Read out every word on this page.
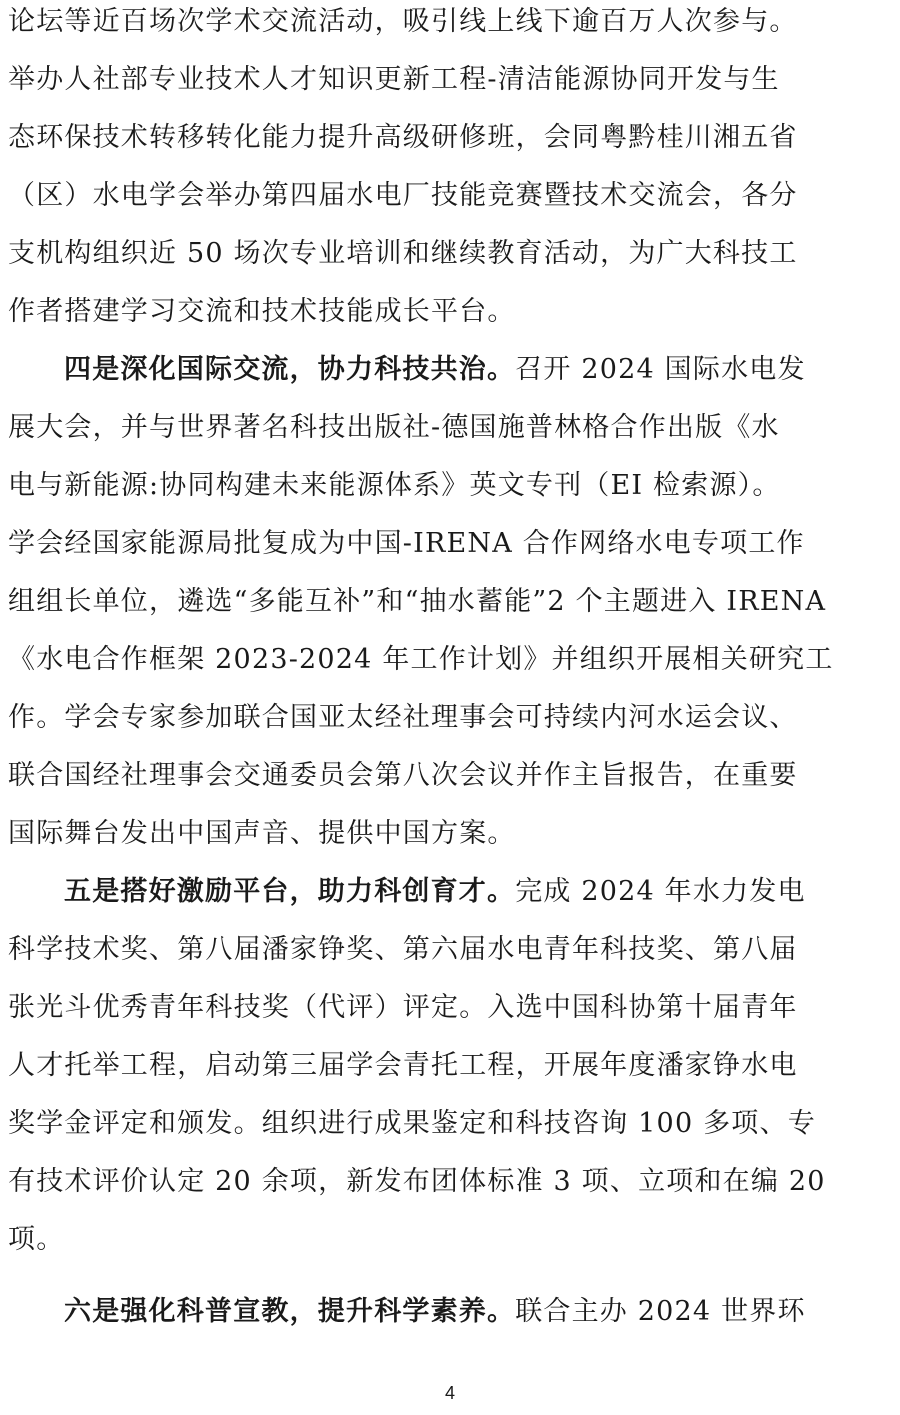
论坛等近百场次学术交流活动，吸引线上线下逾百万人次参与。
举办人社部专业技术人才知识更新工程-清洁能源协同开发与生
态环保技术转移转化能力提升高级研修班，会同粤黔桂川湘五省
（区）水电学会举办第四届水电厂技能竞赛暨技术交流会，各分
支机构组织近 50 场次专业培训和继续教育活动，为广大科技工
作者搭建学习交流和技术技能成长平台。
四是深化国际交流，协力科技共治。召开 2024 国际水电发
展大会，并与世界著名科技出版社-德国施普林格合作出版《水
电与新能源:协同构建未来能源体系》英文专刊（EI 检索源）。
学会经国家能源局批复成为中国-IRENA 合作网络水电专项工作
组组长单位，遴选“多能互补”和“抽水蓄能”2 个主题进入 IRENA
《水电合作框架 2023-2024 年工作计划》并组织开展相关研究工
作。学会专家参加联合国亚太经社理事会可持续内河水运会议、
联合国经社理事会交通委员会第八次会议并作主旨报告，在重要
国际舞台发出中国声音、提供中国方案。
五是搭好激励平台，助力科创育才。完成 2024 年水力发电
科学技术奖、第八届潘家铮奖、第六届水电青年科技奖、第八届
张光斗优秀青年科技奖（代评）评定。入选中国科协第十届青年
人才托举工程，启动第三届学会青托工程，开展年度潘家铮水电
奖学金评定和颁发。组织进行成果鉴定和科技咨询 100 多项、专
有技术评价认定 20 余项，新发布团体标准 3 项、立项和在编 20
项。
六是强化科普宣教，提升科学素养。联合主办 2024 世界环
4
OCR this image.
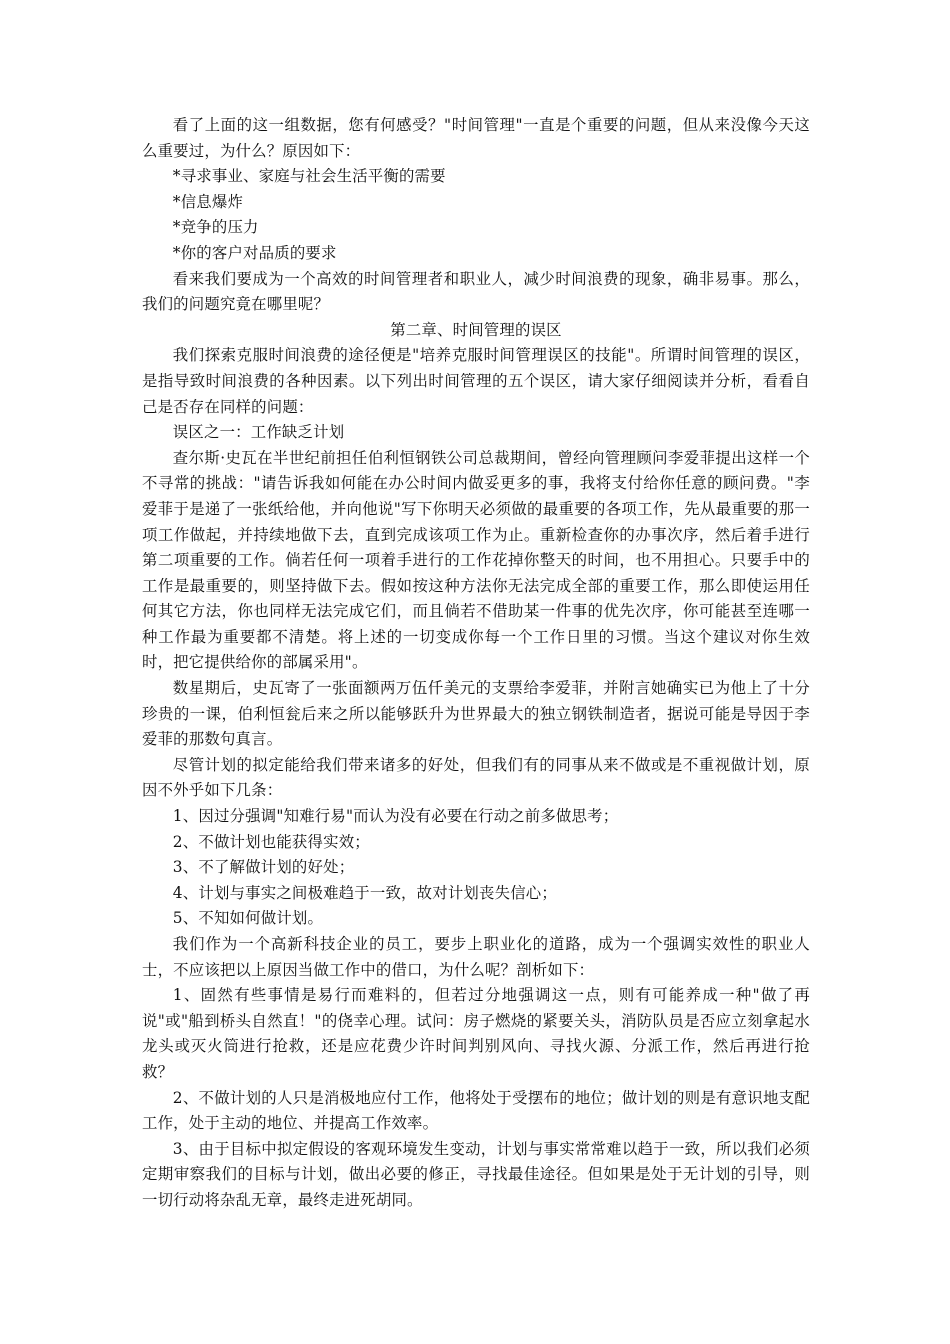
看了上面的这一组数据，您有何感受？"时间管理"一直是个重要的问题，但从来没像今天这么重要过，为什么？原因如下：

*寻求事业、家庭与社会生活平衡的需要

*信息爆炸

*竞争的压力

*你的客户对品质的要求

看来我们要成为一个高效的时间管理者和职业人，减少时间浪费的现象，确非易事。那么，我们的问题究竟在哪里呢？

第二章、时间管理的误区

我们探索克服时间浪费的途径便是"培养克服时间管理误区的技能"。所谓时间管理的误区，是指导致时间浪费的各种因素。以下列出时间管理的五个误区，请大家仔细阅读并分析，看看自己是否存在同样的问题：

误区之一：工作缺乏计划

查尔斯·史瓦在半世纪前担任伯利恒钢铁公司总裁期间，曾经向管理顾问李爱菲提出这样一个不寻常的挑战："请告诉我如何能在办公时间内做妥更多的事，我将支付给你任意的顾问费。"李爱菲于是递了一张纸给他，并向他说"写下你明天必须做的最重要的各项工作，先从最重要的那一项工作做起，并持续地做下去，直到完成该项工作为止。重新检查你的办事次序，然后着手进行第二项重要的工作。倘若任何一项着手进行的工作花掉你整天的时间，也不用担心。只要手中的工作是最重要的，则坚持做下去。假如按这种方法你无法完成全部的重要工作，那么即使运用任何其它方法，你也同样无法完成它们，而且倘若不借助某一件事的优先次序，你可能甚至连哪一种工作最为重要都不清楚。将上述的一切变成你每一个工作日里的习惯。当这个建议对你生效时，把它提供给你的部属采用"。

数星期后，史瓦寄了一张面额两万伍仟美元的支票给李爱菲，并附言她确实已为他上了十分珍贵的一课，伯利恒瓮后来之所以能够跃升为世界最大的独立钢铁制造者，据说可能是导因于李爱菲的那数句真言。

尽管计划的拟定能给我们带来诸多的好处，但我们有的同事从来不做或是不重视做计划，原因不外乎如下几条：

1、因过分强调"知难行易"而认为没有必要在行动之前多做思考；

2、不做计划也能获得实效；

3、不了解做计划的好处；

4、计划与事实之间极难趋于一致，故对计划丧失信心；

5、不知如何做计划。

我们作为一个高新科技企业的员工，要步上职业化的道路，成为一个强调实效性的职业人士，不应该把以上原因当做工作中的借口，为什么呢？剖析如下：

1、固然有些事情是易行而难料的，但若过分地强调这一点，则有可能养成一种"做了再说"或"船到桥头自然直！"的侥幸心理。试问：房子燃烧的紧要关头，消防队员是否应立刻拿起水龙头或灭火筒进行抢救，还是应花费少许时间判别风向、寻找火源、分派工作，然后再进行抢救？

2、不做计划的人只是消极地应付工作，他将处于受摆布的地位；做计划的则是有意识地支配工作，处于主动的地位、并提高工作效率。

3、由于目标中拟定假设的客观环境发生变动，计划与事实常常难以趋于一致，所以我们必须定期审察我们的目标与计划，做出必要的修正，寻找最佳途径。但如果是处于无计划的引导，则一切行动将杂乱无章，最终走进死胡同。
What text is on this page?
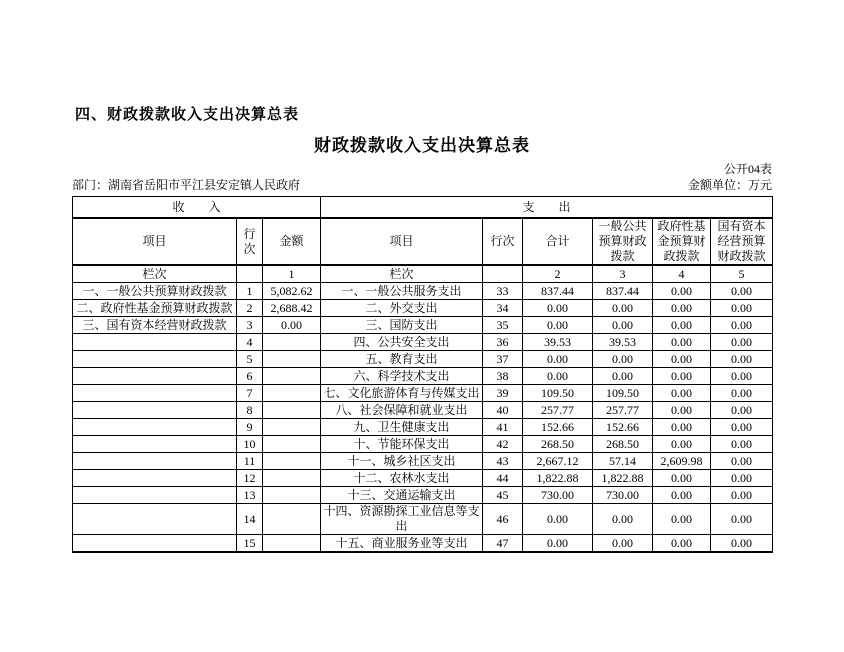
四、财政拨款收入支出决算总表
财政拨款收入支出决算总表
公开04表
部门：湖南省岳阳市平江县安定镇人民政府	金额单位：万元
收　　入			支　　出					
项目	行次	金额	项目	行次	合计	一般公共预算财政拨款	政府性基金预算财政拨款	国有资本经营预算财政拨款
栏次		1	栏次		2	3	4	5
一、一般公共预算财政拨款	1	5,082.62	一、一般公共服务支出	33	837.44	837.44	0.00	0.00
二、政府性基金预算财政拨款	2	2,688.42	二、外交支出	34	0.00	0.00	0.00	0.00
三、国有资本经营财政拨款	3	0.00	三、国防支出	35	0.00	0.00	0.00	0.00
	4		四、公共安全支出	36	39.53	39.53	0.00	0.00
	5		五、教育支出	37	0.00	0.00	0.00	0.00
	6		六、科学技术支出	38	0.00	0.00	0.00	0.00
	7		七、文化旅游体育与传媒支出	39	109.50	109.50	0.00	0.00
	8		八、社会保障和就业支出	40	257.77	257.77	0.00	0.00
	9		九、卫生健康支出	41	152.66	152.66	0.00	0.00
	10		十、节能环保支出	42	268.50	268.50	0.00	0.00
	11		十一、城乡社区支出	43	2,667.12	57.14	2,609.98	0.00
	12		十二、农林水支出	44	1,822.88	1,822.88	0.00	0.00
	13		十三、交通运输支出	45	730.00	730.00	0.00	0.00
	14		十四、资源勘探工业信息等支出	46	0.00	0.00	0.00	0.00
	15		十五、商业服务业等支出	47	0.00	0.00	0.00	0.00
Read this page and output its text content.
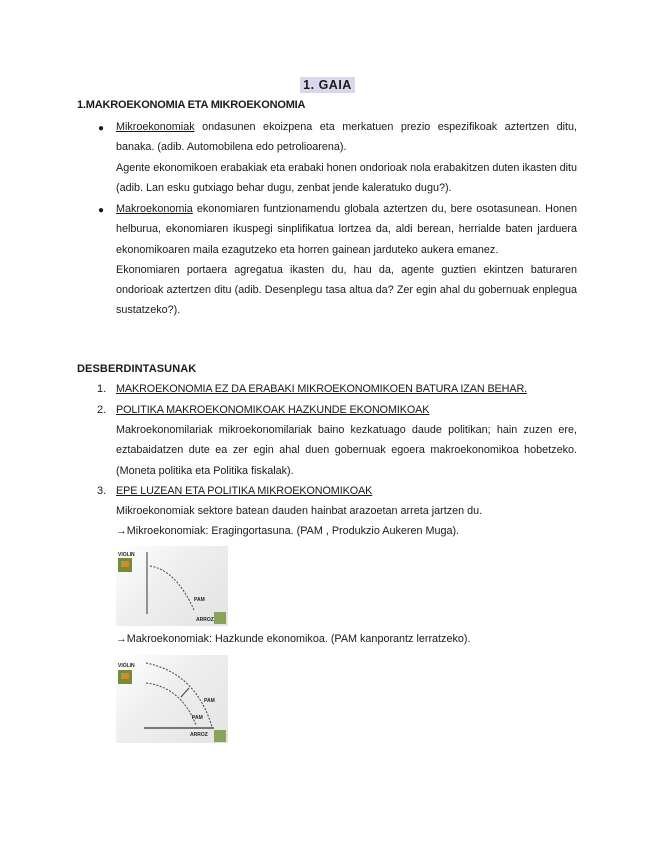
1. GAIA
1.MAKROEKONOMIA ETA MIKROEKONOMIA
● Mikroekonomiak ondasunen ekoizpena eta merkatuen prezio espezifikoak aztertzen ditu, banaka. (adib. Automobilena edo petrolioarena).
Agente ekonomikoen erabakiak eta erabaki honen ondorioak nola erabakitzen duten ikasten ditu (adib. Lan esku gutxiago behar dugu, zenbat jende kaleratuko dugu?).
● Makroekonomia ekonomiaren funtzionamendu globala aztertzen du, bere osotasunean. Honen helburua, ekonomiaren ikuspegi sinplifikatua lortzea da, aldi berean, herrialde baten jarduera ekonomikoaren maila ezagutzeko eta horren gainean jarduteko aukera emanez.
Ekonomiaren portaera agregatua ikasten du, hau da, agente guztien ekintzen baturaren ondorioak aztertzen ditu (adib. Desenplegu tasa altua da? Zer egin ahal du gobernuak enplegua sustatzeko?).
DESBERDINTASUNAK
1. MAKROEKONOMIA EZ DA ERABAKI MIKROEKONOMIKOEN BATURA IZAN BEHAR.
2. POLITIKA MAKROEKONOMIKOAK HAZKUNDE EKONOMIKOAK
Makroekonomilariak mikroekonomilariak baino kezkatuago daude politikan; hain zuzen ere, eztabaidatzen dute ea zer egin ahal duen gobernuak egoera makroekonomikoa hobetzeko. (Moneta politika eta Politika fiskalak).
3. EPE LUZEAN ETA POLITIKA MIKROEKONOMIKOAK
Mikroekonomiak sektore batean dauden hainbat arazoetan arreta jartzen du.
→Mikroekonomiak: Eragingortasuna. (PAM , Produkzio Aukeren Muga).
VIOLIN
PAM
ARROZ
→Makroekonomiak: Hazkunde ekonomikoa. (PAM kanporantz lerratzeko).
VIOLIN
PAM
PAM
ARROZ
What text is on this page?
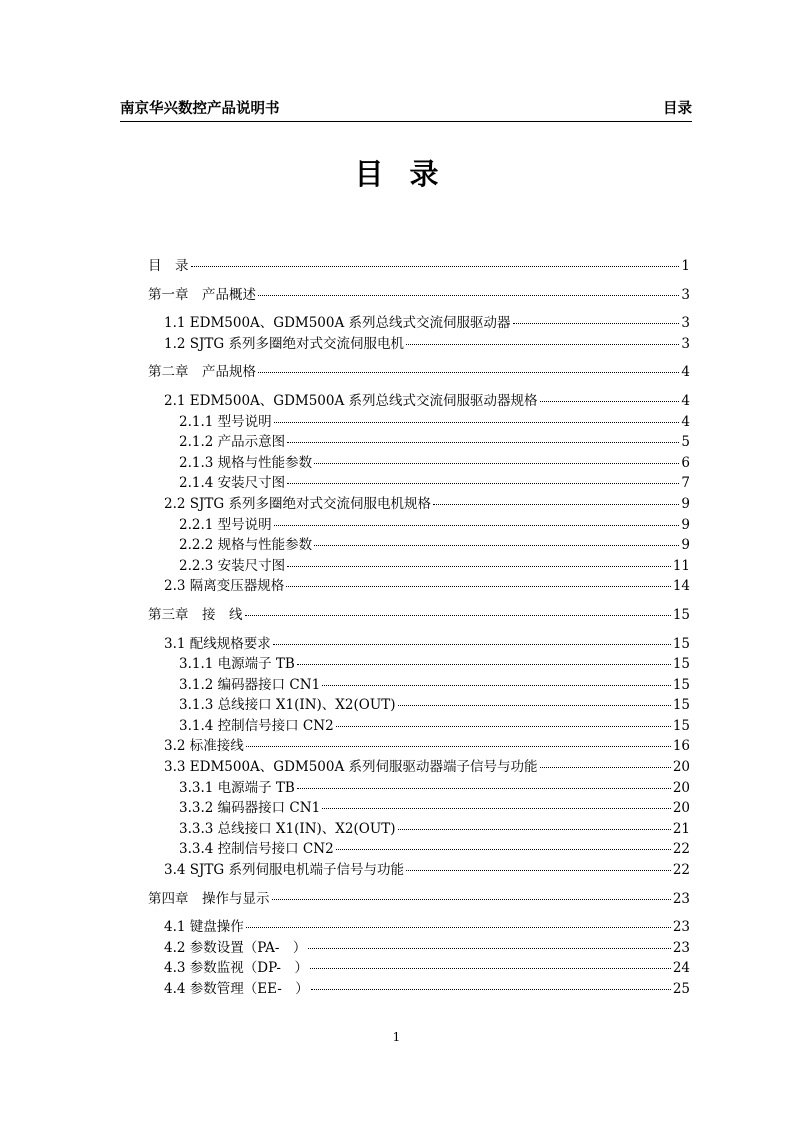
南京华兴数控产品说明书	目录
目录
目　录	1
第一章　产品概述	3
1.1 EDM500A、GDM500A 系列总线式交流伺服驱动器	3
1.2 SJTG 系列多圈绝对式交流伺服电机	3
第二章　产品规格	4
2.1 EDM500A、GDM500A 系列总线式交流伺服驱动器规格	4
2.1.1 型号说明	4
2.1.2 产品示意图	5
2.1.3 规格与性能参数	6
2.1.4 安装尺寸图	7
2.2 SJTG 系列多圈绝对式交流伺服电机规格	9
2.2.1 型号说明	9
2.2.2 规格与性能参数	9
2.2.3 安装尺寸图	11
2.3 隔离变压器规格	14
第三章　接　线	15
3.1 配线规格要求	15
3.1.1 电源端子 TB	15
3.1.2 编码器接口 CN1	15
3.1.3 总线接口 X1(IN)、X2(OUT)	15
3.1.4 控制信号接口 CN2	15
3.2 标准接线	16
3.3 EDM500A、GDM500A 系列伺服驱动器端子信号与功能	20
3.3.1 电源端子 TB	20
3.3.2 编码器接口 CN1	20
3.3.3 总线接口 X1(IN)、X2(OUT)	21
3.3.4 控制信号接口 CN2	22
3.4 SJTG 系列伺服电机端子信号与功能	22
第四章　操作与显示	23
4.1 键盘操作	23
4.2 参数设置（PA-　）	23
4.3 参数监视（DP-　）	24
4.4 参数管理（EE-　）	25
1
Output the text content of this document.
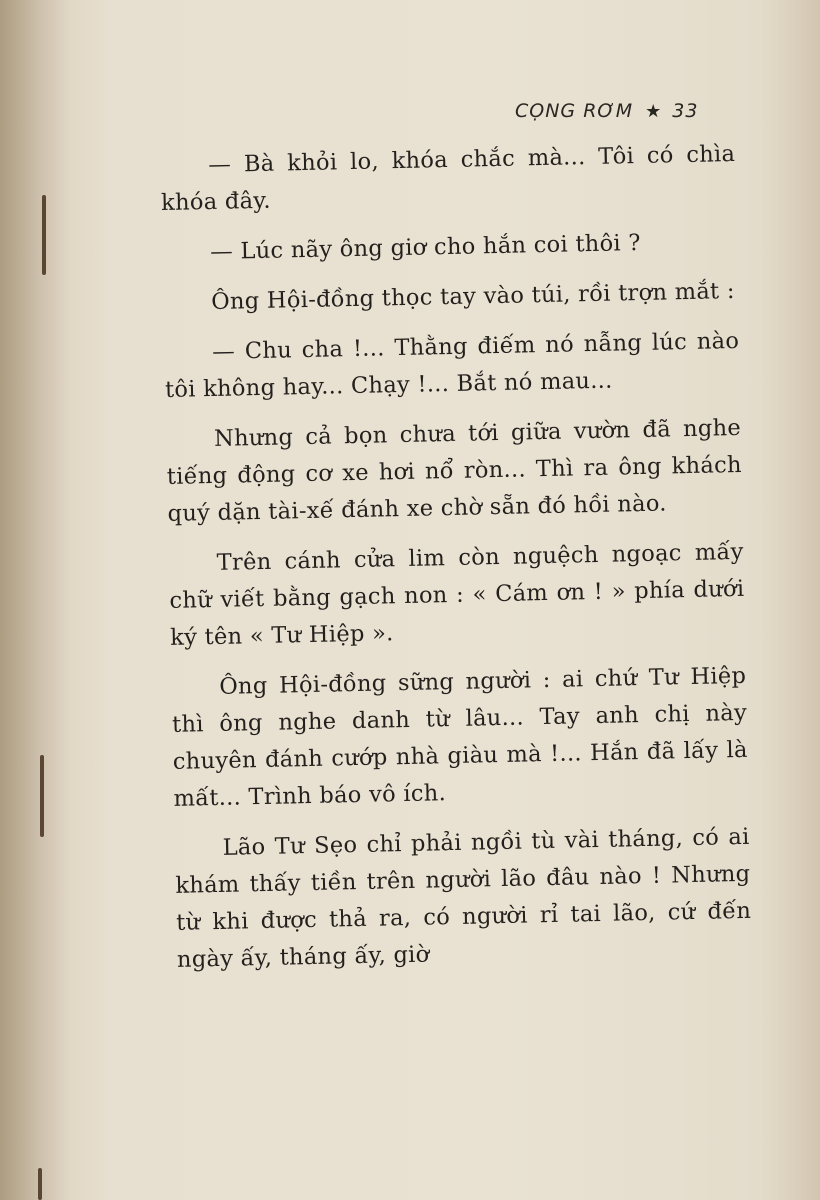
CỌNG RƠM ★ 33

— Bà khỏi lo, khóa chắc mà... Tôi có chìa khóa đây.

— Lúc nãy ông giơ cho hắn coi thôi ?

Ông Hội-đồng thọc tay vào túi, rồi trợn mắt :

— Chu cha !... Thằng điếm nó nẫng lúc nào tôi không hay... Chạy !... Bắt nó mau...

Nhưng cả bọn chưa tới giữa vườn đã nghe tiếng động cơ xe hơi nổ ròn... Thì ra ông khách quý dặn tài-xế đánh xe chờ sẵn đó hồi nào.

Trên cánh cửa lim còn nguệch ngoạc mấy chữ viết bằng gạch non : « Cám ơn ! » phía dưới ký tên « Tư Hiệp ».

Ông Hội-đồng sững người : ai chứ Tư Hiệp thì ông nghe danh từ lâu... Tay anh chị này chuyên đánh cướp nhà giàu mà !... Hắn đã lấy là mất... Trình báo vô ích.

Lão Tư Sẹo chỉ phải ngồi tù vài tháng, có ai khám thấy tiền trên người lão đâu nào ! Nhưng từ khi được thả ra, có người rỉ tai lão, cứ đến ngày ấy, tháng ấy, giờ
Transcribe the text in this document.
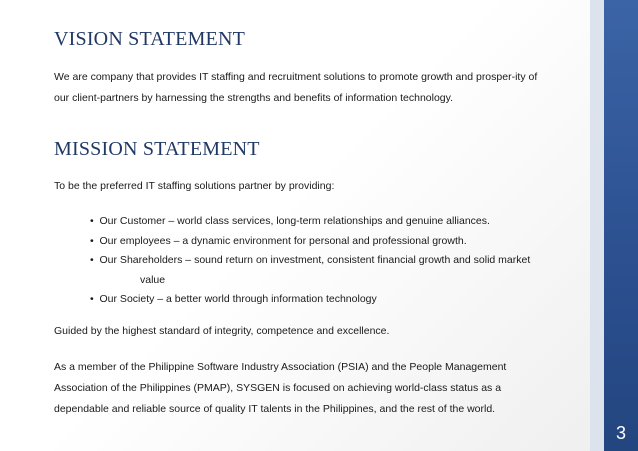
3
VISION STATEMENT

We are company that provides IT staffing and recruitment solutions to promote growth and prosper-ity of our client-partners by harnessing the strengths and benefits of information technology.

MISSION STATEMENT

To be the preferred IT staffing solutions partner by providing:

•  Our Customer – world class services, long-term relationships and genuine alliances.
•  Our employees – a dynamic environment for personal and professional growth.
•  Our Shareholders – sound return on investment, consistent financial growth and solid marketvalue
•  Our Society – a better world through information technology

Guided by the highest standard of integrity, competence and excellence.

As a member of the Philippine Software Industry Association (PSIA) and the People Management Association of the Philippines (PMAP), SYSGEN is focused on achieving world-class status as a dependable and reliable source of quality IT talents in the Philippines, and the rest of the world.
◇ ◇ ◇ ◇ ◇
■ DIRECTIONS ■
In the entries above, count each line with "document"; reply with the total only.

■ ANSWER FOR THIS EXERCISE ■
2